Objective. Repeat the records below exactly.

-=-=-=-=-

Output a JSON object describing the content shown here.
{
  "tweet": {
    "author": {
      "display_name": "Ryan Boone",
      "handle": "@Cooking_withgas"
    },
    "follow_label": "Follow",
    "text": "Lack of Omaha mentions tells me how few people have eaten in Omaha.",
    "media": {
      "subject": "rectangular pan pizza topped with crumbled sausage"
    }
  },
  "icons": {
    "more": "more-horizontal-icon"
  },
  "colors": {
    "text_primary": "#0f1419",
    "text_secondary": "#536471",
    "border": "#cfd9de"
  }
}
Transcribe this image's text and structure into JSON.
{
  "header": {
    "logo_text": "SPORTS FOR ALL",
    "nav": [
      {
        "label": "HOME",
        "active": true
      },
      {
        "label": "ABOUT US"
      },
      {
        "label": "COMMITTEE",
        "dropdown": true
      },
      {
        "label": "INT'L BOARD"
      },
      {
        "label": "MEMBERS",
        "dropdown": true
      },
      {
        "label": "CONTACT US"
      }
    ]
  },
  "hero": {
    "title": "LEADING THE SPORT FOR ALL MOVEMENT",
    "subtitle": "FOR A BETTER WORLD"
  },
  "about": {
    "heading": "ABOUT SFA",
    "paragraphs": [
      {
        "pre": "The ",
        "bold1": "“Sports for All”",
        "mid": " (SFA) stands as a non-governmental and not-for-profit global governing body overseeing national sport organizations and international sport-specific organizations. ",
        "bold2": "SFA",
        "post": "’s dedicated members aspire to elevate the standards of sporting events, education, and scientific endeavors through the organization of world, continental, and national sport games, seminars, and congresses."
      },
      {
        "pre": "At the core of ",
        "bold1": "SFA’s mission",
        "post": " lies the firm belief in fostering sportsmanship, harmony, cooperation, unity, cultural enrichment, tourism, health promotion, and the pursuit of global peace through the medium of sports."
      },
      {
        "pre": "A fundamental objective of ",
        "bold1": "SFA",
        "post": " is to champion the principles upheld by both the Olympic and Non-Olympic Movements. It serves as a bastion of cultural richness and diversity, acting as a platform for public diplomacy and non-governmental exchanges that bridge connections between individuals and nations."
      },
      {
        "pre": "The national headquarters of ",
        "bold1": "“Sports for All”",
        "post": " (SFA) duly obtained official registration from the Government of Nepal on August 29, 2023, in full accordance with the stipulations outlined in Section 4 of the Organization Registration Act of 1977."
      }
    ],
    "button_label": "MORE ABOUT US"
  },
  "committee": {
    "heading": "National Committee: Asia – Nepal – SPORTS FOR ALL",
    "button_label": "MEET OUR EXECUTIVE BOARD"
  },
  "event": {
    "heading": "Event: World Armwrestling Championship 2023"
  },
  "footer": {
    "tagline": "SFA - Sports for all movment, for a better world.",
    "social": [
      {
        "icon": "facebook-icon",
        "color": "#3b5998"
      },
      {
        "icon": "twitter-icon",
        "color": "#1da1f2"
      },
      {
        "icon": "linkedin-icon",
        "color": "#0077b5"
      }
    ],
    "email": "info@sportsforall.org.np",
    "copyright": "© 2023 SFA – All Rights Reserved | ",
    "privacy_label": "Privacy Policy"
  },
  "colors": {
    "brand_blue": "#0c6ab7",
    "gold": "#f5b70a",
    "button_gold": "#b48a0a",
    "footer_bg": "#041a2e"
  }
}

-=-=-=-=-

Output for this task.
Output a JSON object describing the content shown here.
{
  "tweet": {
    "author": {
      "display_name": "Ryan Boone",
      "handle": "@Cooking_withgas"
    },
    "follow_label": "Follow",
    "text": "Lack of Omaha mentions tells me how few people have eaten in Omaha.",
    "media": {
      "subject": "rectangular pan pizza topped with crumbled sausage"
    }
  },
  "icons": {
    "more": "more-horizontal-icon"
  },
  "colors": {
    "text_primary": "#0f1419",
    "text_secondary": "#536471",
    "border": "#cfd9de"
  }
}
Transcribe this image's text and structure into JSON.
{
  "header": {
    "logo_text": "SPORTS FOR ALL",
    "nav": [
      {
        "label": "HOME",
        "active": true
      },
      {
        "label": "ABOUT US"
      },
      {
        "label": "COMMITTEE",
        "dropdown": true
      },
      {
        "label": "INT'L BOARD"
      },
      {
        "label": "MEMBERS",
        "dropdown": true
      },
      {
        "label": "CONTACT US"
      }
    ]
  },
  "hero": {
    "title": "LEADING THE SPORT FOR ALL MOVEMENT",
    "subtitle": "FOR A BETTER WORLD"
  },
  "about": {
    "heading": "ABOUT SFA",
    "paragraphs": [
      {
        "pre": "The ",
        "bold1": "“Sports for All”",
        "mid": " (SFA) stands as a non-governmental and not-for-profit global governing body overseeing national sport organizations and international sport-specific organizations. ",
        "bold2": "SFA",
        "post": "’s dedicated members aspire to elevate the standards of sporting events, education, and scientific endeavors through the organization of world, continental, and national sport games, seminars, and congresses."
      },
      {
        "pre": "At the core of ",
        "bold1": "SFA’s mission",
        "post": " lies the firm belief in fostering sportsmanship, harmony, cooperation, unity, cultural enrichment, tourism, health promotion, and the pursuit of global peace through the medium of sports."
      },
      {
        "pre": "A fundamental objective of ",
        "bold1": "SFA",
        "post": " is to champion the principles upheld by both the Olympic and Non-Olympic Movements. It serves as a bastion of cultural richness and diversity, acting as a platform for public diplomacy and non-governmental exchanges that bridge connections between individuals and nations."
      },
      {
        "pre": "The national headquarters of ",
        "bold1": "“Sports for All”",
        "post": " (SFA) duly obtained official registration from the Government of Nepal on August 29, 2023, in full accordance with the stipulations outlined in Section 4 of the Organization Registration Act of 1977."
      }
    ],
    "button_label": "MORE ABOUT US"
  },
  "committee": {
    "heading": "National Committee: Asia – Nepal – SPORTS FOR ALL",
    "button_label": "MEET OUR EXECUTIVE BOARD"
  },
  "event": {
    "heading": "Event: World Armwrestling Championship 2023"
  },
  "footer": {
    "tagline": "SFA - Sports for all movment, for a better world.",
    "social": [
      {
        "icon": "facebook-icon",
        "color": "#3b5998"
      },
      {
        "icon": "twitter-icon",
        "color": "#1da1f2"
      },
      {
        "icon": "linkedin-icon",
        "color": "#0077b5"
      }
    ],
    "email": "info@sportsforall.org.np",
    "copyright": "© 2023 SFA – All Rights Reserved | ",
    "privacy_label": "Privacy Policy"
  },
  "colors": {
    "brand_blue": "#0c6ab7",
    "gold": "#f5b70a",
    "button_gold": "#b48a0a",
    "footer_bg": "#041a2e"
  }
}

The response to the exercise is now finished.